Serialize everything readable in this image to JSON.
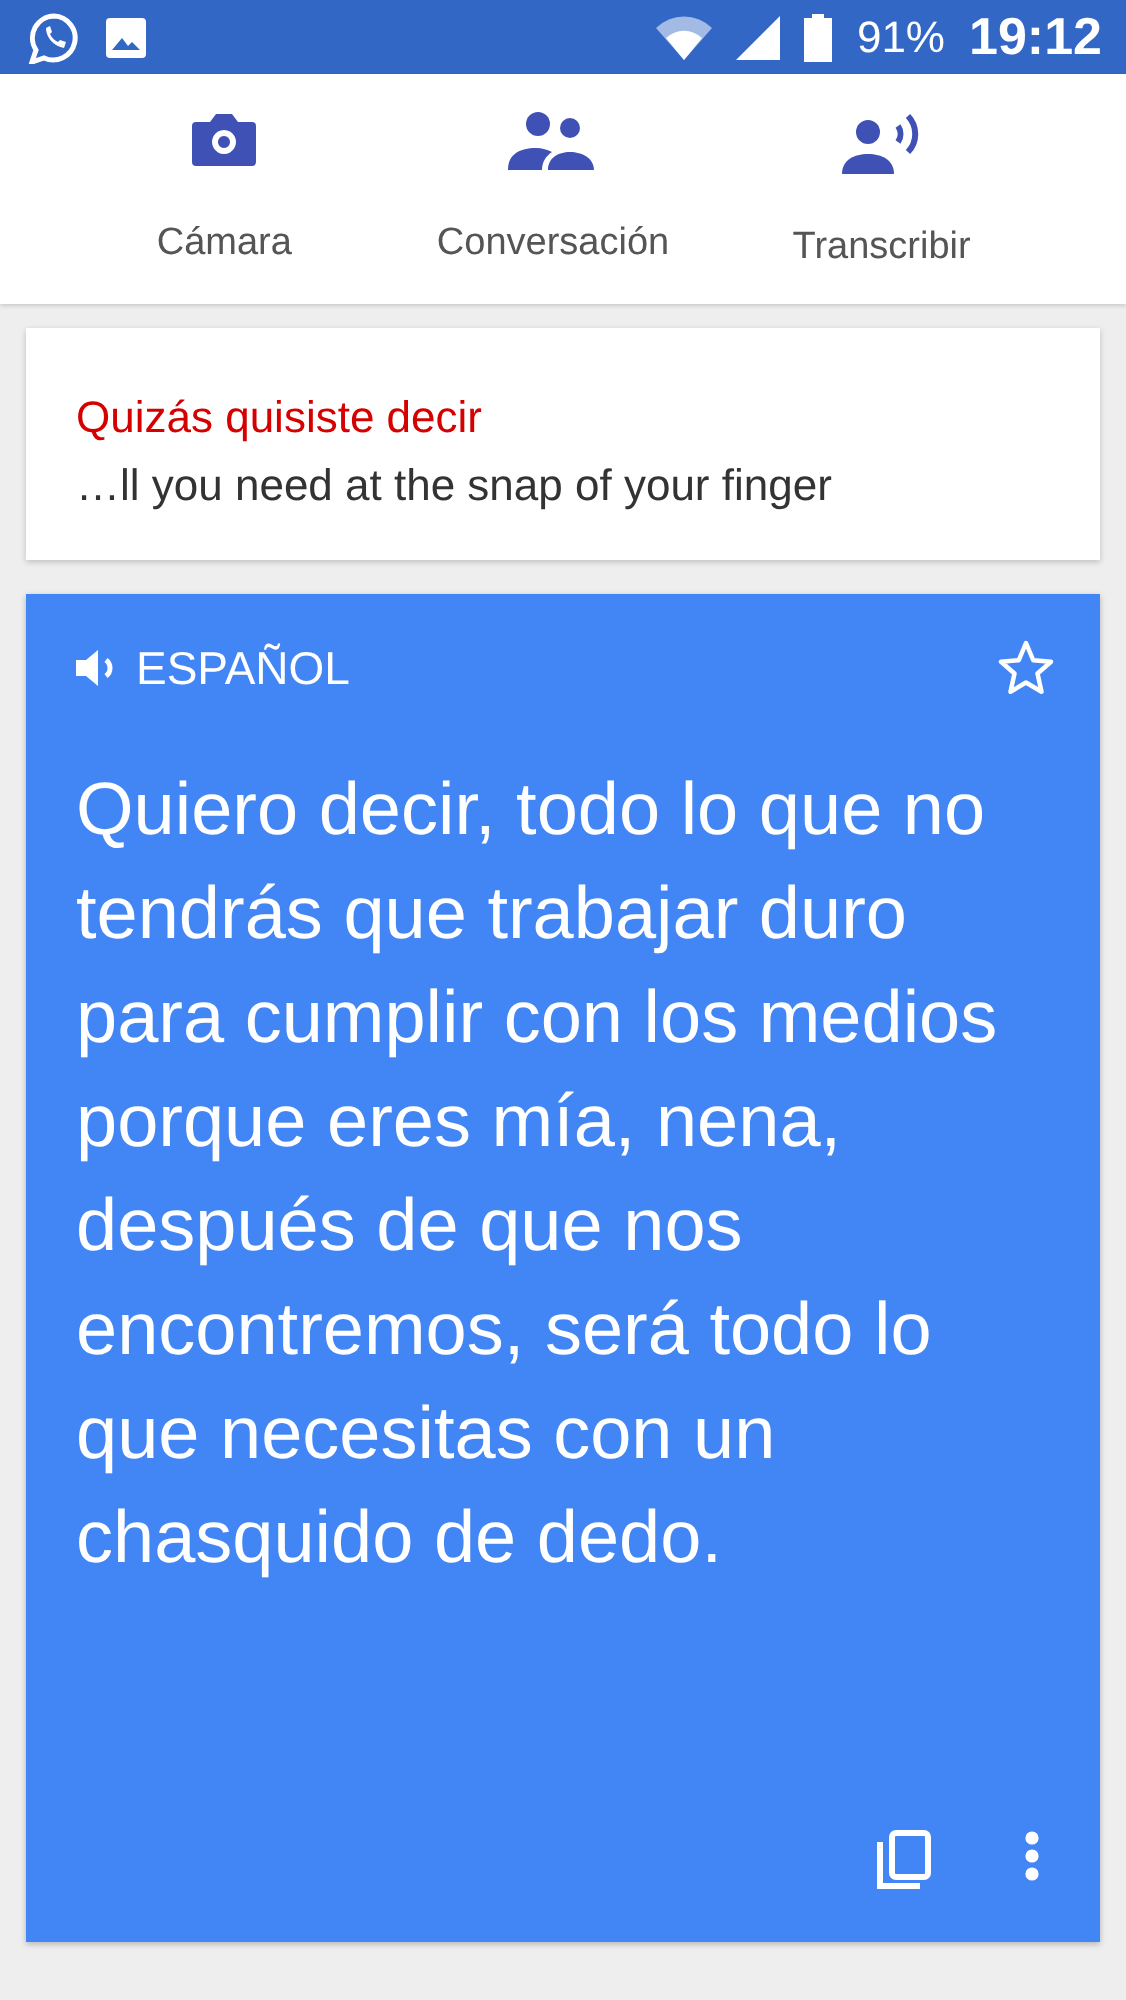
{
  "status_bar": {
    "battery": "91%",
    "time": "19:12"
  },
  "tabs": [
    {
      "label": "Cámara",
      "kind": "camera"
    },
    {
      "label": "Conversación",
      "kind": "conversation"
    },
    {
      "label": "Transcribir",
      "kind": "transcribe"
    }
  ],
  "suggestion": {
    "title": "Quizás quisiste decir",
    "text": "…ll you need at the snap of your finger"
  },
  "translation": {
    "language": "ESPAÑOL",
    "starred": false,
    "text": "Quiero decir, todo lo que no tendrás que trabajar duro para cumplir con los medios porque eres mía, nena, después de que nos encontremos, será todo lo que necesitas con un chasquido de dedo."
  }
}
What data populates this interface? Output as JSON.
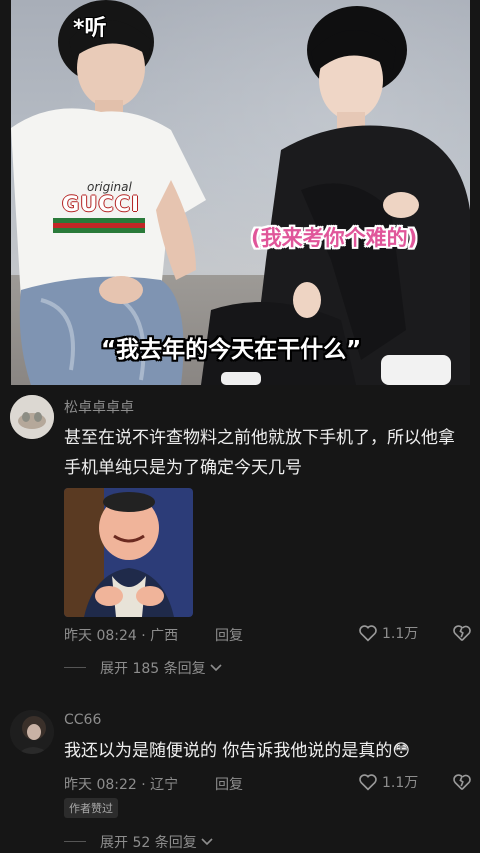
{
  "video": {
    "subtitle_top": "*听",
    "subtitle_pink": "(我来考你个难的)",
    "subtitle_bottom": "“我去年的今天在干什么”",
    "tshirt_text": "original",
    "tshirt_logo": "GUCCI"
  },
  "comments": [
    {
      "username": "松卓卓卓卓",
      "text": "甚至在说不许查物料之前他就放下手机了，所以他拿手机单纯只是为了确定今天几号",
      "has_image": true,
      "meta": "昨天 08:24 · 广西",
      "reply_label": "回复",
      "likes": "1.1万",
      "expand_label": "展开 185 条回复"
    },
    {
      "username": "CC66",
      "text": "我还以为是随便说的  你告诉我他说的是真的",
      "emoji": "😳",
      "meta": "昨天 08:22 · 辽宁",
      "reply_label": "回复",
      "likes": "1.1万",
      "badge": "作者赞过",
      "expand_label": "展开 52 条回复"
    }
  ],
  "icons": {
    "heart": "heart-icon",
    "dislike": "broken-heart-icon",
    "chevron": "chevron-down-icon"
  }
}
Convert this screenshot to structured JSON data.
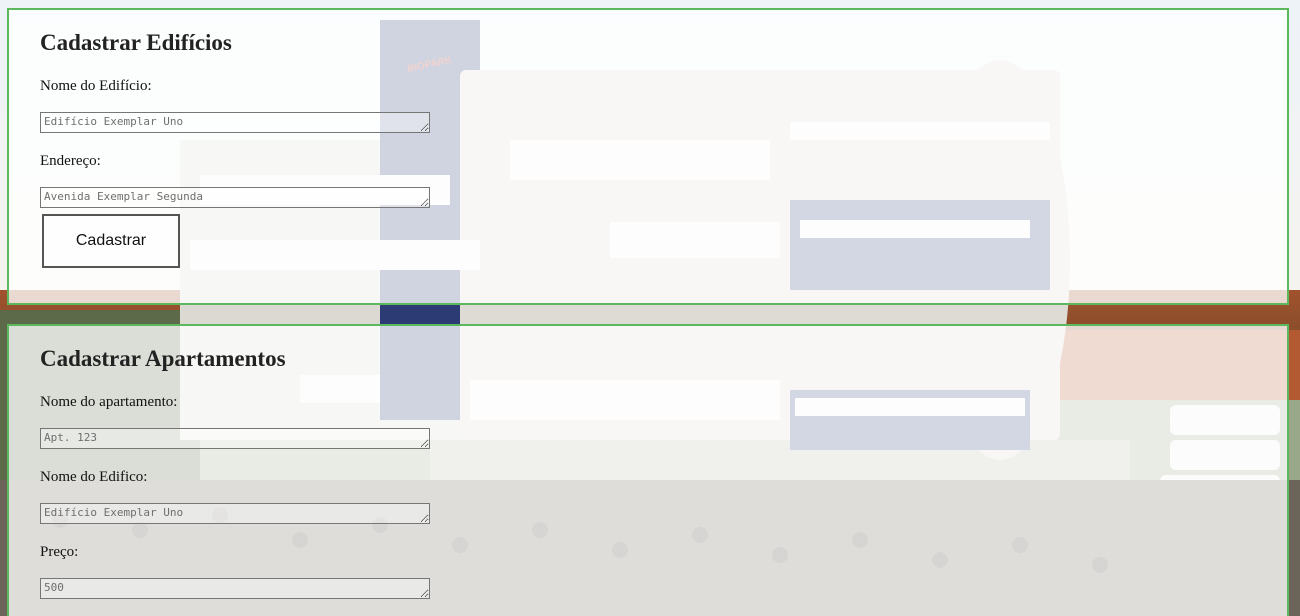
{
  "building_form": {
    "title": "Cadastrar Edifícios",
    "name_label": "Nome do Edifício:",
    "name_placeholder": "Edifício Exemplar Uno",
    "address_label": "Endereço:",
    "address_placeholder": "Avenida Exemplar Segunda",
    "submit_label": "Cadastrar"
  },
  "apartment_form": {
    "title": "Cadastrar Apartamentos",
    "apt_name_label": "Nome do apartamento:",
    "apt_name_placeholder": "Apt. 123",
    "building_name_label": "Nome do Edifico:",
    "building_name_placeholder": "Edifício Exemplar Uno",
    "price_label": "Preço:",
    "price_placeholder": "500"
  },
  "background": {
    "logo_text": "BIOPARK",
    "accent_color": "#5cb85c"
  }
}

**Exercise task:**
Which lines above hold the word "kind"? Copy each of them.

**Exercise response:**
      "kind": "camera"
      "kind": "conversation"
      "kind": "transcribe"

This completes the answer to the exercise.